◆ **TASK DETAILS**
Go through each line of the records below and count those with the word "Ashi". Give only the count.

[Recorded data]

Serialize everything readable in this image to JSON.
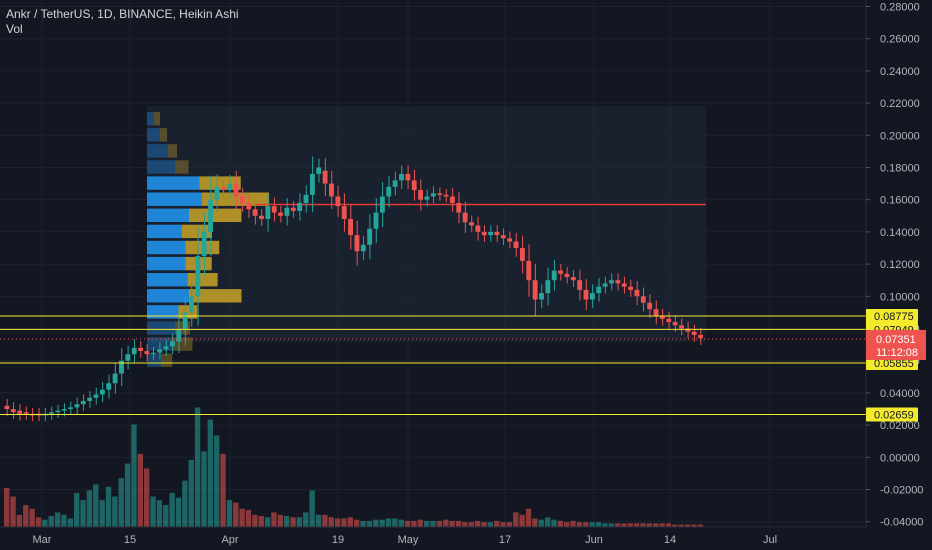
{
  "header": {
    "symbol_line": "Ankr / TetherUS, 1D, BINANCE, Heikin Ashi",
    "volume_label": "Vol"
  },
  "colors": {
    "background": "#131722",
    "grid": "#1e222d",
    "up": "#26a69a",
    "down": "#ef5350",
    "horizontal_line": "#f5eb2e",
    "resistance_line": "#e53935",
    "profile_blue": "#2196f3",
    "profile_yellow": "#c9a227",
    "price_badge": "#ef5350"
  },
  "chart_data": {
    "type": "candlestick",
    "title": "Ankr / TetherUS, 1D, BINANCE, Heikin Ashi",
    "y_axis": {
      "range": [
        -0.045,
        0.28
      ],
      "ticks": [
        "0.28000",
        "0.26000",
        "0.24000",
        "0.22000",
        "0.20000",
        "0.18000",
        "0.16000",
        "0.14000",
        "0.12000",
        "0.10000",
        "0.08000",
        "0.06000",
        "0.04000",
        "0.02000",
        "0.00000",
        "-0.02000",
        "-0.04000"
      ]
    },
    "x_axis": {
      "labels": [
        "Mar",
        "15",
        "Apr",
        "19",
        "May",
        "17",
        "Jun",
        "14",
        "Jul"
      ]
    },
    "candles": [
      [
        0.032,
        0.03
      ],
      [
        0.03,
        0.028
      ],
      [
        0.029,
        0.027
      ],
      [
        0.028,
        0.027
      ],
      [
        0.027,
        0.026
      ],
      [
        0.027,
        0.026
      ],
      [
        0.026,
        0.027
      ],
      [
        0.027,
        0.028
      ],
      [
        0.028,
        0.029
      ],
      [
        0.029,
        0.03
      ],
      [
        0.03,
        0.031
      ],
      [
        0.031,
        0.033
      ],
      [
        0.033,
        0.035
      ],
      [
        0.035,
        0.037
      ],
      [
        0.037,
        0.039
      ],
      [
        0.039,
        0.042
      ],
      [
        0.042,
        0.046
      ],
      [
        0.046,
        0.052
      ],
      [
        0.052,
        0.06
      ],
      [
        0.06,
        0.064
      ],
      [
        0.064,
        0.068
      ],
      [
        0.068,
        0.066
      ],
      [
        0.066,
        0.064
      ],
      [
        0.064,
        0.065
      ],
      [
        0.065,
        0.067
      ],
      [
        0.067,
        0.069
      ],
      [
        0.069,
        0.072
      ],
      [
        0.072,
        0.079
      ],
      [
        0.079,
        0.09
      ],
      [
        0.09,
        0.1
      ],
      [
        0.1,
        0.125
      ],
      [
        0.125,
        0.14
      ],
      [
        0.14,
        0.16
      ],
      [
        0.16,
        0.168
      ],
      [
        0.168,
        0.166
      ],
      [
        0.166,
        0.17
      ],
      [
        0.17,
        0.162
      ],
      [
        0.162,
        0.158
      ],
      [
        0.158,
        0.154
      ],
      [
        0.154,
        0.15
      ],
      [
        0.15,
        0.148
      ],
      [
        0.148,
        0.156
      ],
      [
        0.156,
        0.152
      ],
      [
        0.152,
        0.15
      ],
      [
        0.15,
        0.155
      ],
      [
        0.155,
        0.153
      ],
      [
        0.153,
        0.158
      ],
      [
        0.158,
        0.163
      ],
      [
        0.163,
        0.176
      ],
      [
        0.176,
        0.18
      ],
      [
        0.178,
        0.17
      ],
      [
        0.17,
        0.162
      ],
      [
        0.162,
        0.156
      ],
      [
        0.156,
        0.148
      ],
      [
        0.148,
        0.138
      ],
      [
        0.138,
        0.128
      ],
      [
        0.128,
        0.132
      ],
      [
        0.132,
        0.142
      ],
      [
        0.142,
        0.152
      ],
      [
        0.152,
        0.162
      ],
      [
        0.162,
        0.168
      ],
      [
        0.168,
        0.172
      ],
      [
        0.172,
        0.176
      ],
      [
        0.176,
        0.172
      ],
      [
        0.172,
        0.166
      ],
      [
        0.166,
        0.16
      ],
      [
        0.16,
        0.162
      ],
      [
        0.162,
        0.164
      ],
      [
        0.164,
        0.163
      ],
      [
        0.163,
        0.162
      ],
      [
        0.162,
        0.158
      ],
      [
        0.158,
        0.152
      ],
      [
        0.152,
        0.146
      ],
      [
        0.146,
        0.144
      ],
      [
        0.144,
        0.14
      ],
      [
        0.14,
        0.138
      ],
      [
        0.138,
        0.14
      ],
      [
        0.14,
        0.138
      ],
      [
        0.138,
        0.136
      ],
      [
        0.136,
        0.134
      ],
      [
        0.134,
        0.13
      ],
      [
        0.13,
        0.122
      ],
      [
        0.122,
        0.11
      ],
      [
        0.11,
        0.098
      ],
      [
        0.098,
        0.102
      ],
      [
        0.102,
        0.11
      ],
      [
        0.11,
        0.116
      ],
      [
        0.116,
        0.114
      ],
      [
        0.114,
        0.112
      ],
      [
        0.112,
        0.11
      ],
      [
        0.11,
        0.104
      ],
      [
        0.104,
        0.098
      ],
      [
        0.098,
        0.102
      ],
      [
        0.102,
        0.106
      ],
      [
        0.106,
        0.108
      ],
      [
        0.108,
        0.11
      ],
      [
        0.11,
        0.108
      ],
      [
        0.108,
        0.106
      ],
      [
        0.106,
        0.104
      ],
      [
        0.104,
        0.1
      ],
      [
        0.1,
        0.096
      ],
      [
        0.096,
        0.092
      ],
      [
        0.092,
        0.088
      ],
      [
        0.088,
        0.086
      ],
      [
        0.086,
        0.084
      ],
      [
        0.084,
        0.082
      ],
      [
        0.082,
        0.08
      ],
      [
        0.08,
        0.078
      ],
      [
        0.078,
        0.076
      ],
      [
        0.076,
        0.074
      ]
    ],
    "volume": [
      0.32,
      0.25,
      0.1,
      0.18,
      0.15,
      0.08,
      0.06,
      0.09,
      0.12,
      0.1,
      0.07,
      0.28,
      0.22,
      0.3,
      0.35,
      0.22,
      0.33,
      0.25,
      0.4,
      0.52,
      0.84,
      0.6,
      0.48,
      0.25,
      0.22,
      0.18,
      0.28,
      0.24,
      0.38,
      0.55,
      0.98,
      0.62,
      0.88,
      0.75,
      0.6,
      0.22,
      0.2,
      0.15,
      0.14,
      0.1,
      0.09,
      0.08,
      0.12,
      0.1,
      0.09,
      0.08,
      0.08,
      0.12,
      0.3,
      0.1,
      0.1,
      0.08,
      0.07,
      0.07,
      0.08,
      0.06,
      0.05,
      0.05,
      0.06,
      0.06,
      0.07,
      0.07,
      0.06,
      0.05,
      0.05,
      0.06,
      0.05,
      0.05,
      0.05,
      0.06,
      0.05,
      0.05,
      0.04,
      0.04,
      0.05,
      0.04,
      0.04,
      0.05,
      0.04,
      0.04,
      0.12,
      0.1,
      0.15,
      0.07,
      0.06,
      0.08,
      0.06,
      0.05,
      0.04,
      0.05,
      0.04,
      0.04,
      0.04,
      0.04,
      0.03,
      0.03,
      0.03,
      0.03,
      0.03,
      0.03,
      0.03,
      0.03,
      0.03,
      0.03,
      0.03,
      0.02,
      0.02,
      0.02,
      0.02,
      0.02
    ],
    "horizontal_levels": [
      {
        "value": 0.08775,
        "label": "0.08775"
      },
      {
        "value": 0.07949,
        "label": "0.07949"
      },
      {
        "value": 0.05855,
        "label": "0.05855"
      },
      {
        "value": 0.02659,
        "label": "0.02659"
      }
    ],
    "resistance_level": 0.157,
    "last_price": {
      "value": 0.07351,
      "label": "0.07351",
      "countdown": "11:12:08"
    },
    "dashed_price": {
      "value": 0.07375,
      "label": "0.07375"
    },
    "volume_profile": [
      {
        "price": 0.21,
        "up": 0.1,
        "down": 0.08
      },
      {
        "price": 0.2,
        "up": 0.18,
        "down": 0.1
      },
      {
        "price": 0.19,
        "up": 0.3,
        "down": 0.12
      },
      {
        "price": 0.18,
        "up": 0.4,
        "down": 0.18
      },
      {
        "price": 0.17,
        "up": 0.75,
        "down": 0.55
      },
      {
        "price": 0.16,
        "up": 0.78,
        "down": 0.9
      },
      {
        "price": 0.15,
        "up": 0.6,
        "down": 0.7
      },
      {
        "price": 0.14,
        "up": 0.5,
        "down": 0.4
      },
      {
        "price": 0.13,
        "up": 0.55,
        "down": 0.45
      },
      {
        "price": 0.12,
        "up": 0.55,
        "down": 0.35
      },
      {
        "price": 0.11,
        "up": 0.58,
        "down": 0.4
      },
      {
        "price": 0.1,
        "up": 0.6,
        "down": 0.7
      },
      {
        "price": 0.09,
        "up": 0.45,
        "down": 0.25
      },
      {
        "price": 0.08,
        "up": 0.4,
        "down": 0.2
      },
      {
        "price": 0.07,
        "up": 0.35,
        "down": 0.28
      },
      {
        "price": 0.06,
        "up": 0.2,
        "down": 0.15
      }
    ]
  }
}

◆ **COMPLETED EXERCISE**
2